═════ Veri kesitleri ═════
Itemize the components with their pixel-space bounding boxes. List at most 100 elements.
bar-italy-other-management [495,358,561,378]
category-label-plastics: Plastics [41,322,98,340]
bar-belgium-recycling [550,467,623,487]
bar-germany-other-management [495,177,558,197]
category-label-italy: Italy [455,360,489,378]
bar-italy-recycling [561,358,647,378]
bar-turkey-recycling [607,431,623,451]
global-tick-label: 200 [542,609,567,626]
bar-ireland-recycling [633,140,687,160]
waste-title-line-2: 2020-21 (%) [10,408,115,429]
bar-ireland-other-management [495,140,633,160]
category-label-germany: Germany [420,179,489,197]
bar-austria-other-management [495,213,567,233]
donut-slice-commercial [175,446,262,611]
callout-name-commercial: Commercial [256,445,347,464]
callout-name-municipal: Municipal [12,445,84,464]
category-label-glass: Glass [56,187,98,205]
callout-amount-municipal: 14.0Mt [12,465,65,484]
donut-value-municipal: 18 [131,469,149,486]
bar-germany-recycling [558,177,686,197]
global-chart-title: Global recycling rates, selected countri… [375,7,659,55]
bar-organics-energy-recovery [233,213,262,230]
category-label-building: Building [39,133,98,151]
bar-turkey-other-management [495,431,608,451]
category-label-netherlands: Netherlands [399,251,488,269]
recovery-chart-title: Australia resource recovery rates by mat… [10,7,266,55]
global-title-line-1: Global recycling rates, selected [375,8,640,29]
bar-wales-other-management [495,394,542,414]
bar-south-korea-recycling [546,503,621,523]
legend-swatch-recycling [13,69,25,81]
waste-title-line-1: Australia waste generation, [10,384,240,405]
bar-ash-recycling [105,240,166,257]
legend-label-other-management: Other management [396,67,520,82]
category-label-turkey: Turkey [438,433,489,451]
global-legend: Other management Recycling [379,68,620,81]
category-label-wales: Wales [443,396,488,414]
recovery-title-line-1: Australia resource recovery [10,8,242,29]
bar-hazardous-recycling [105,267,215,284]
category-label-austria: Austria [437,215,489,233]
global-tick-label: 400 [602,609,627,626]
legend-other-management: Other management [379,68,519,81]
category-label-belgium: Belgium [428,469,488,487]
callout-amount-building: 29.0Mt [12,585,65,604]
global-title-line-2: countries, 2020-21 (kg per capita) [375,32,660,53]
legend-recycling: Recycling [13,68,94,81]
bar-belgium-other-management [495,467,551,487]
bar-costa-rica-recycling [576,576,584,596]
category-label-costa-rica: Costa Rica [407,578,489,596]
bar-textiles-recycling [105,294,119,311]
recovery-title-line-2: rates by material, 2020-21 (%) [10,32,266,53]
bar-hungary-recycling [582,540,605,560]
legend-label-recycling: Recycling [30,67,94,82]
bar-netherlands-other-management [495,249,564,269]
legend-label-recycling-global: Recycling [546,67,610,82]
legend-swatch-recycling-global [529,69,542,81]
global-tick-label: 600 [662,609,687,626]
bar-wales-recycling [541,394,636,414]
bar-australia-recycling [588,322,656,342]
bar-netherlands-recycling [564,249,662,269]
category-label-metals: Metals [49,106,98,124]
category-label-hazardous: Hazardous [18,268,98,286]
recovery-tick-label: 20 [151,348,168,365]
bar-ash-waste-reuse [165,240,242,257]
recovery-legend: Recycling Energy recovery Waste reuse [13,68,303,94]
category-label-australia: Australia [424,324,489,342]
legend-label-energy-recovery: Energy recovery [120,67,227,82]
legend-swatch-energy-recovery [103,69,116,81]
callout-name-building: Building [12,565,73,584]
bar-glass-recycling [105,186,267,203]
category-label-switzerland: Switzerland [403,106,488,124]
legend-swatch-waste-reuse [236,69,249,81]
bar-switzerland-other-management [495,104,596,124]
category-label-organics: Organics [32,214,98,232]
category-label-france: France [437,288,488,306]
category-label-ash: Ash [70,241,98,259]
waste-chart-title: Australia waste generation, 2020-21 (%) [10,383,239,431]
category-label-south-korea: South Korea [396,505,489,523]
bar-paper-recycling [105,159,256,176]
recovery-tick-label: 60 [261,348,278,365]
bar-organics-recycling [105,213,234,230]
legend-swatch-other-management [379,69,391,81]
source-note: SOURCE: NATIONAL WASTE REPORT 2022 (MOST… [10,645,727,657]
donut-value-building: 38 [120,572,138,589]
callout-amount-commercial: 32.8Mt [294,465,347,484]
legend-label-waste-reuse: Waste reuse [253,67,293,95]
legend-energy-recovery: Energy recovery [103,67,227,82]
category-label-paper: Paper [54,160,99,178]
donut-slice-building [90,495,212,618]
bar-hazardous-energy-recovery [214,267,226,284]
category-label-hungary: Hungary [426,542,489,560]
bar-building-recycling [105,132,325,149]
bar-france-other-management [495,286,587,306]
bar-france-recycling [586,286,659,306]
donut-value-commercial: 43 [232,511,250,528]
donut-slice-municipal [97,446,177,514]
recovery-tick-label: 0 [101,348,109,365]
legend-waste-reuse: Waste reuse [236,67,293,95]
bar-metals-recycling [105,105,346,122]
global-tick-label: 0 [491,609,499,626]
═════
** Yapmanız gereken **
Yukarıdaki kayıtların tamamını, hiçbir satırı değiştirmeden ve atlamadan, olduğu gibi kopyalayın.

** Sorunun yanıtı **
Itemize the components with their pixel-space bounding boxes. List at most 100 elements.
bar-italy-other-management [495,358,561,378]
category-label-plastics: Plastics [41,322,98,340]
bar-belgium-recycling [550,467,623,487]
bar-germany-other-management [495,177,558,197]
category-label-italy: Italy [455,360,489,378]
bar-italy-recycling [561,358,647,378]
bar-turkey-recycling [607,431,623,451]
global-tick-label: 200 [542,609,567,626]
bar-ireland-recycling [633,140,687,160]
waste-title-line-2: 2020-21 (%) [10,408,115,429]
bar-ireland-other-management [495,140,633,160]
category-label-germany: Germany [420,179,489,197]
bar-austria-other-management [495,213,567,233]
donut-slice-commercial [175,446,262,611]
callout-name-commercial: Commercial [256,445,347,464]
callout-name-municipal: Municipal [12,445,84,464]
category-label-glass: Glass [56,187,98,205]
callout-amount-municipal: 14.0Mt [12,465,65,484]
donut-value-municipal: 18 [131,469,149,486]
bar-germany-recycling [558,177,686,197]
global-chart-title: Global recycling rates, selected countri… [375,7,659,55]
bar-organics-energy-recovery [233,213,262,230]
category-label-building: Building [39,133,98,151]
bar-turkey-other-management [495,431,608,451]
category-label-netherlands: Netherlands [399,251,488,269]
recovery-chart-title: Australia resource recovery rates by mat… [10,7,266,55]
global-title-line-1: Global recycling rates, selected [375,8,640,29]
bar-wales-other-management [495,394,542,414]
bar-south-korea-recycling [546,503,621,523]
legend-swatch-recycling [13,69,25,81]
waste-title-line-1: Australia waste generation, [10,384,240,405]
bar-ash-recycling [105,240,166,257]
legend-label-other-management: Other management [396,67,520,82]
category-label-turkey: Turkey [438,433,489,451]
global-legend: Other management Recycling [379,68,620,81]
category-label-wales: Wales [443,396,488,414]
recovery-title-line-1: Australia resource recovery [10,8,242,29]
bar-hazardous-recycling [105,267,215,284]
category-label-austria: Austria [437,215,489,233]
global-tick-label: 400 [602,609,627,626]
legend-other-management: Other management [379,68,519,81]
category-label-belgium: Belgium [428,469,488,487]
callout-amount-building: 29.0Mt [12,585,65,604]
global-title-line-2: countries, 2020-21 (kg per capita) [375,32,660,53]
legend-recycling: Recycling [13,68,94,81]
bar-belgium-other-management [495,467,551,487]
bar-costa-rica-recycling [576,576,584,596]
category-label-costa-rica: Costa Rica [407,578,489,596]
bar-textiles-recycling [105,294,119,311]
recovery-title-line-2: rates by material, 2020-21 (%) [10,32,266,53]
bar-hungary-recycling [582,540,605,560]
legend-label-recycling: Recycling [30,67,94,82]
bar-netherlands-other-management [495,249,564,269]
legend-label-recycling-global: Recycling [546,67,610,82]
legend-swatch-recycling-global [529,69,542,81]
global-tick-label: 600 [662,609,687,626]
bar-wales-recycling [541,394,636,414]
bar-australia-recycling [588,322,656,342]
bar-netherlands-recycling [564,249,662,269]
category-label-metals: Metals [49,106,98,124]
category-label-hazardous: Hazardous [18,268,98,286]
recovery-tick-label: 20 [151,348,168,365]
bar-ash-waste-reuse [165,240,242,257]
recovery-legend: Recycling Energy recovery Waste reuse [13,68,303,94]
category-label-australia: Australia [424,324,489,342]
legend-label-energy-recovery: Energy recovery [120,67,227,82]
legend-swatch-energy-recovery [103,69,116,81]
callout-name-building: Building [12,565,73,584]
bar-glass-recycling [105,186,267,203]
category-label-switzerland: Switzerland [403,106,488,124]
legend-swatch-waste-reuse [236,69,249,81]
bar-switzerland-other-management [495,104,596,124]
category-label-organics: Organics [32,214,98,232]
category-label-france: France [437,288,488,306]
category-label-ash: Ash [70,241,98,259]
waste-chart-title: Australia waste generation, 2020-21 (%) [10,383,239,431]
category-label-south-korea: South Korea [396,505,489,523]
bar-paper-recycling [105,159,256,176]
recovery-tick-label: 60 [261,348,278,365]
bar-organics-recycling [105,213,234,230]
legend-swatch-other-management [379,69,391,81]
source-note: SOURCE: NATIONAL WASTE REPORT 2022 (MOST… [10,645,727,657]
donut-value-building: 38 [120,572,138,589]
callout-amount-commercial: 32.8Mt [294,465,347,484]
legend-label-waste-reuse: Waste reuse [253,67,293,95]
legend-energy-recovery: Energy recovery [103,67,227,82]
category-label-paper: Paper [54,160,99,178]
donut-slice-building [90,495,212,618]
bar-hazardous-energy-recovery [214,267,226,284]
category-label-hungary: Hungary [426,542,489,560]
bar-building-recycling [105,132,325,149]
bar-france-other-management [495,286,587,306]
bar-france-recycling [586,286,659,306]
donut-value-commercial: 43 [232,511,250,528]
donut-slice-municipal [97,446,177,514]
recovery-tick-label: 0 [101,348,109,365]
legend-waste-reuse: Waste reuse [236,67,293,95]
bar-metals-recycling [105,105,346,122]
global-tick-label: 0 [491,609,499,626]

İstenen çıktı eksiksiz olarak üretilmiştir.